┏━━

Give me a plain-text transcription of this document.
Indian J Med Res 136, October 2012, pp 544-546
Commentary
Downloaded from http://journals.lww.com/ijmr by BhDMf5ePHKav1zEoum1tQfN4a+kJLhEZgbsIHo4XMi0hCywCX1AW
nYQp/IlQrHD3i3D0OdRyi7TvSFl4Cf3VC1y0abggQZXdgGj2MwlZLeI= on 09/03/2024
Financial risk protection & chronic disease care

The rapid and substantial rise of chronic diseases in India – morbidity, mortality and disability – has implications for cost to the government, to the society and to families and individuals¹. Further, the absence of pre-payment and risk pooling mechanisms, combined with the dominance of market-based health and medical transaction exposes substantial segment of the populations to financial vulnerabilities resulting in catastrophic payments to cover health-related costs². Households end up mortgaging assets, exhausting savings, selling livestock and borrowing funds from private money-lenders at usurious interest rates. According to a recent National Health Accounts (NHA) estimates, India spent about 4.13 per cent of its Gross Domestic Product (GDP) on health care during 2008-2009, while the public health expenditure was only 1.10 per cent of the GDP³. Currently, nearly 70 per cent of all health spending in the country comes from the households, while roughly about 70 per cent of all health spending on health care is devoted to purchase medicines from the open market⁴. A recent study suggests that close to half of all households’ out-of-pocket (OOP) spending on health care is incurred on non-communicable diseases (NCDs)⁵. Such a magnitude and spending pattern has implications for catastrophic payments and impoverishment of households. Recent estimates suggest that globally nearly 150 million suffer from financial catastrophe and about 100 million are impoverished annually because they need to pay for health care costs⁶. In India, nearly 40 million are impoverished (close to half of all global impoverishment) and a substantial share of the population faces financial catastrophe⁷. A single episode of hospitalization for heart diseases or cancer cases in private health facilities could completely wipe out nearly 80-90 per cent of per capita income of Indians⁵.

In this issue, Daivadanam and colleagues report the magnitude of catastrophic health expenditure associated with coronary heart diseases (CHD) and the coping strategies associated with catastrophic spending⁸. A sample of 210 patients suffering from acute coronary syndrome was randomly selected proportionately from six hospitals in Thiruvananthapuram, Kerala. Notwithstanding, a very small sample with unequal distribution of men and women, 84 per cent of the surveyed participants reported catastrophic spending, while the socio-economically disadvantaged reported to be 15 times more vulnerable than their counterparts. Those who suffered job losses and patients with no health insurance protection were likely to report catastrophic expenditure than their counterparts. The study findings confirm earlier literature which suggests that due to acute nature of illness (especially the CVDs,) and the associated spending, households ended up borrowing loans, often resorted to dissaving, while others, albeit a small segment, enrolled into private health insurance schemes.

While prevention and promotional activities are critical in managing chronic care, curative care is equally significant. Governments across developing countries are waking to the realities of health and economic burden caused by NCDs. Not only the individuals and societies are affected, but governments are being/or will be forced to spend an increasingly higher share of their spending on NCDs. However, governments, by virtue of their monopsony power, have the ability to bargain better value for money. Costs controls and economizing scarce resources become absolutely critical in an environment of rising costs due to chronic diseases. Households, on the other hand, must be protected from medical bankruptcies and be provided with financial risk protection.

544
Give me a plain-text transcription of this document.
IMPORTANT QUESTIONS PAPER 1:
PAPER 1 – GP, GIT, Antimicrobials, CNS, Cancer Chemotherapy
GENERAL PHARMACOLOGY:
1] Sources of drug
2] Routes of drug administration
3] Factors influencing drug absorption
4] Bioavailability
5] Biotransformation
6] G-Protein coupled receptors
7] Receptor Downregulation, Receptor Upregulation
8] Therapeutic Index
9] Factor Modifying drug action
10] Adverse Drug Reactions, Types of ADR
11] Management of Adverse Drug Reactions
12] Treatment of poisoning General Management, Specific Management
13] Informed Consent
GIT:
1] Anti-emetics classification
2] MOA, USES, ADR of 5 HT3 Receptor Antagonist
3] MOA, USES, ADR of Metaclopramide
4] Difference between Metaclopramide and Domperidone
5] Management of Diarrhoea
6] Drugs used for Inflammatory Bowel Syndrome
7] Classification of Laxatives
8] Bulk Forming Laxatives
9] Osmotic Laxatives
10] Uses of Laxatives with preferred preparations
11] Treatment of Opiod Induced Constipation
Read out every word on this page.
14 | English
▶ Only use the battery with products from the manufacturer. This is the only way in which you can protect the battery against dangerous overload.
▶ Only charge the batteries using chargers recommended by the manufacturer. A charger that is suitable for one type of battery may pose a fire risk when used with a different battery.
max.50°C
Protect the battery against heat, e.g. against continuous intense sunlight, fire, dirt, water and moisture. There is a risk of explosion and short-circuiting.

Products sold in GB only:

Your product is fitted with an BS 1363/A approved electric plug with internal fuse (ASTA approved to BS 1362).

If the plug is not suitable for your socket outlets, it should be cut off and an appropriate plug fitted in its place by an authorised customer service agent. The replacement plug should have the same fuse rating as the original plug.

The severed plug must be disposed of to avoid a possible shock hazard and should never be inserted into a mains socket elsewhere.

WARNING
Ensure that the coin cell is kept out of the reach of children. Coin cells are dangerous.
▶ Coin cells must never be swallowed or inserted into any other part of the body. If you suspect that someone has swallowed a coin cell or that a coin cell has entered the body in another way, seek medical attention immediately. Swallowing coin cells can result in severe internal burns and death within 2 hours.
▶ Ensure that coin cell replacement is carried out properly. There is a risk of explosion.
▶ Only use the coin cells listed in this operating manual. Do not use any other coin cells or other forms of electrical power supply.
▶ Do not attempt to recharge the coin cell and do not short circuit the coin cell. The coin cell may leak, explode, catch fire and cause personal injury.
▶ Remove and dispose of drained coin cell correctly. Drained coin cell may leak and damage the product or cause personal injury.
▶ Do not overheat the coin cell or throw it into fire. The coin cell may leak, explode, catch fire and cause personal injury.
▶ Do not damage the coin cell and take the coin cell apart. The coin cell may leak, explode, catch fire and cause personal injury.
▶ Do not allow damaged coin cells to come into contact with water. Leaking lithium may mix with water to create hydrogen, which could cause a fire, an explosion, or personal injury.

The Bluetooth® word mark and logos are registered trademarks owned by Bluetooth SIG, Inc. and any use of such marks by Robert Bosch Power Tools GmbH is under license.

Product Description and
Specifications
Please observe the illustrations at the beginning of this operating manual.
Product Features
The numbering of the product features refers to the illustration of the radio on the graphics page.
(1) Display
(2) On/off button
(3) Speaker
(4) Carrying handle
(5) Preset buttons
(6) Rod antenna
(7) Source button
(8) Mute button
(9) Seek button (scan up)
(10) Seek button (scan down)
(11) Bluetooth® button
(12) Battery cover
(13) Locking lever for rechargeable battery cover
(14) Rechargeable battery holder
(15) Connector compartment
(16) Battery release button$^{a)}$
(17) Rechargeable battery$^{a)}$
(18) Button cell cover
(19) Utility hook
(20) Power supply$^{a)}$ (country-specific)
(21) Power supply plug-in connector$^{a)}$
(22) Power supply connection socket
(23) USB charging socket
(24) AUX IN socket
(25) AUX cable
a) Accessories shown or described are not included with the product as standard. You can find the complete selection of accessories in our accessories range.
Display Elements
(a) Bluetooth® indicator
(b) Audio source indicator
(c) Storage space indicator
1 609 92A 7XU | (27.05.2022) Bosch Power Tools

┗━━

▸ What is needed: Transcribe all of the data exactly, leaving no line out.

▸ Expected answer:
Give me a plain-text transcription of this document.
Indian J Med Res 136, October 2012, pp 544-546
Commentary
Downloaded from http://journals.lww.com/ijmr by BhDMf5ePHKav1zEoum1tQfN4a+kJLhEZgbsIHo4XMi0hCywCX1AW
nYQp/IlQrHD3i3D0OdRyi7TvSFl4Cf3VC1y0abggQZXdgGj2MwlZLeI= on 09/03/2024
Financial risk protection & chronic disease care

The rapid and substantial rise of chronic diseases in India – morbidity, mortality and disability – has implications for cost to the government, to the society and to families and individuals¹. Further, the absence of pre-payment and risk pooling mechanisms, combined with the dominance of market-based health and medical transaction exposes substantial segment of the populations to financial vulnerabilities resulting in catastrophic payments to cover health-related costs². Households end up mortgaging assets, exhausting savings, selling livestock and borrowing funds from private money-lenders at usurious interest rates. According to a recent National Health Accounts (NHA) estimates, India spent about 4.13 per cent of its Gross Domestic Product (GDP) on health care during 2008-2009, while the public health expenditure was only 1.10 per cent of the GDP³. Currently, nearly 70 per cent of all health spending in the country comes from the households, while roughly about 70 per cent of all health spending on health care is devoted to purchase medicines from the open market⁴. A recent study suggests that close to half of all households’ out-of-pocket (OOP) spending on health care is incurred on non-communicable diseases (NCDs)⁵. Such a magnitude and spending pattern has implications for catastrophic payments and impoverishment of households. Recent estimates suggest that globally nearly 150 million suffer from financial catastrophe and about 100 million are impoverished annually because they need to pay for health care costs⁶. In India, nearly 40 million are impoverished (close to half of all global impoverishment) and a substantial share of the population faces financial catastrophe⁷. A single episode of hospitalization for heart diseases or cancer cases in private health facilities could completely wipe out nearly 80-90 per cent of per capita income of Indians⁵.

In this issue, Daivadanam and colleagues report the magnitude of catastrophic health expenditure associated with coronary heart diseases (CHD) and the coping strategies associated with catastrophic spending⁸. A sample of 210 patients suffering from acute coronary syndrome was randomly selected proportionately from six hospitals in Thiruvananthapuram, Kerala. Notwithstanding, a very small sample with unequal distribution of men and women, 84 per cent of the surveyed participants reported catastrophic spending, while the socio-economically disadvantaged reported to be 15 times more vulnerable than their counterparts. Those who suffered job losses and patients with no health insurance protection were likely to report catastrophic expenditure than their counterparts. The study findings confirm earlier literature which suggests that due to acute nature of illness (especially the CVDs,) and the associated spending, households ended up borrowing loans, often resorted to dissaving, while others, albeit a small segment, enrolled into private health insurance schemes.

While prevention and promotional activities are critical in managing chronic care, curative care is equally significant. Governments across developing countries are waking to the realities of health and economic burden caused by NCDs. Not only the individuals and societies are affected, but governments are being/or will be forced to spend an increasingly higher share of their spending on NCDs. However, governments, by virtue of their monopsony power, have the ability to bargain better value for money. Costs controls and economizing scarce resources become absolutely critical in an environment of rising costs due to chronic diseases. Households, on the other hand, must be protected from medical bankruptcies and be provided with financial risk protection.

544
Give me a plain-text transcription of this document.
IMPORTANT QUESTIONS PAPER 1:
PAPER 1 – GP, GIT, Antimicrobials, CNS, Cancer Chemotherapy
GENERAL PHARMACOLOGY:
1] Sources of drug
2] Routes of drug administration
3] Factors influencing drug absorption
4] Bioavailability
5] Biotransformation
6] G-Protein coupled receptors
7] Receptor Downregulation, Receptor Upregulation
8] Therapeutic Index
9] Factor Modifying drug action
10] Adverse Drug Reactions, Types of ADR
11] Management of Adverse Drug Reactions
12] Treatment of poisoning General Management, Specific Management
13] Informed Consent
GIT:
1] Anti-emetics classification
2] MOA, USES, ADR of 5 HT3 Receptor Antagonist
3] MOA, USES, ADR of Metaclopramide
4] Difference between Metaclopramide and Domperidone
5] Management of Diarrhoea
6] Drugs used for Inflammatory Bowel Syndrome
7] Classification of Laxatives
8] Bulk Forming Laxatives
9] Osmotic Laxatives
10] Uses of Laxatives with preferred preparations
11] Treatment of Opiod Induced Constipation
Read out every word on this page.
14 | English
▶ Only use the battery with products from the manufacturer. This is the only way in which you can protect the battery against dangerous overload.
▶ Only charge the batteries using chargers recommended by the manufacturer. A charger that is suitable for one type of battery may pose a fire risk when used with a different battery.
max.50°C
Protect the battery against heat, e.g. against continuous intense sunlight, fire, dirt, water and moisture. There is a risk of explosion and short-circuiting.

Products sold in GB only:

Your product is fitted with an BS 1363/A approved electric plug with internal fuse (ASTA approved to BS 1362).

If the plug is not suitable for your socket outlets, it should be cut off and an appropriate plug fitted in its place by an authorised customer service agent. The replacement plug should have the same fuse rating as the original plug.

The severed plug must be disposed of to avoid a possible shock hazard and should never be inserted into a mains socket elsewhere.

WARNING
Ensure that the coin cell is kept out of the reach of children. Coin cells are dangerous.
▶ Coin cells must never be swallowed or inserted into any other part of the body. If you suspect that someone has swallowed a coin cell or that a coin cell has entered the body in another way, seek medical attention immediately. Swallowing coin cells can result in severe internal burns and death within 2 hours.
▶ Ensure that coin cell replacement is carried out properly. There is a risk of explosion.
▶ Only use the coin cells listed in this operating manual. Do not use any other coin cells or other forms of electrical power supply.
▶ Do not attempt to recharge the coin cell and do not short circuit the coin cell. The coin cell may leak, explode, catch fire and cause personal injury.
▶ Remove and dispose of drained coin cell correctly. Drained coin cell may leak and damage the product or cause personal injury.
▶ Do not overheat the coin cell or throw it into fire. The coin cell may leak, explode, catch fire and cause personal injury.
▶ Do not damage the coin cell and take the coin cell apart. The coin cell may leak, explode, catch fire and cause personal injury.
▶ Do not allow damaged coin cells to come into contact with water. Leaking lithium may mix with water to create hydrogen, which could cause a fire, an explosion, or personal injury.

The Bluetooth® word mark and logos are registered trademarks owned by Bluetooth SIG, Inc. and any use of such marks by Robert Bosch Power Tools GmbH is under license.

Product Description and
Specifications
Please observe the illustrations at the beginning of this operating manual.
Product Features
The numbering of the product features refers to the illustration of the radio on the graphics page.
(1) Display
(2) On/off button
(3) Speaker
(4) Carrying handle
(5) Preset buttons
(6) Rod antenna
(7) Source button
(8) Mute button
(9) Seek button (scan up)
(10) Seek button (scan down)
(11) Bluetooth® button
(12) Battery cover
(13) Locking lever for rechargeable battery cover
(14) Rechargeable battery holder
(15) Connector compartment
(16) Battery release button$^{a)}$
(17) Rechargeable battery$^{a)}$
(18) Button cell cover
(19) Utility hook
(20) Power supply$^{a)}$ (country-specific)
(21) Power supply plug-in connector$^{a)}$
(22) Power supply connection socket
(23) USB charging socket
(24) AUX IN socket
(25) AUX cable
a) Accessories shown or described are not included with the product as standard. You can find the complete selection of accessories in our accessories range.
Display Elements
(a) Bluetooth® indicator
(b) Audio source indicator
(c) Storage space indicator
1 609 92A 7XU | (27.05.2022) Bosch Power Tools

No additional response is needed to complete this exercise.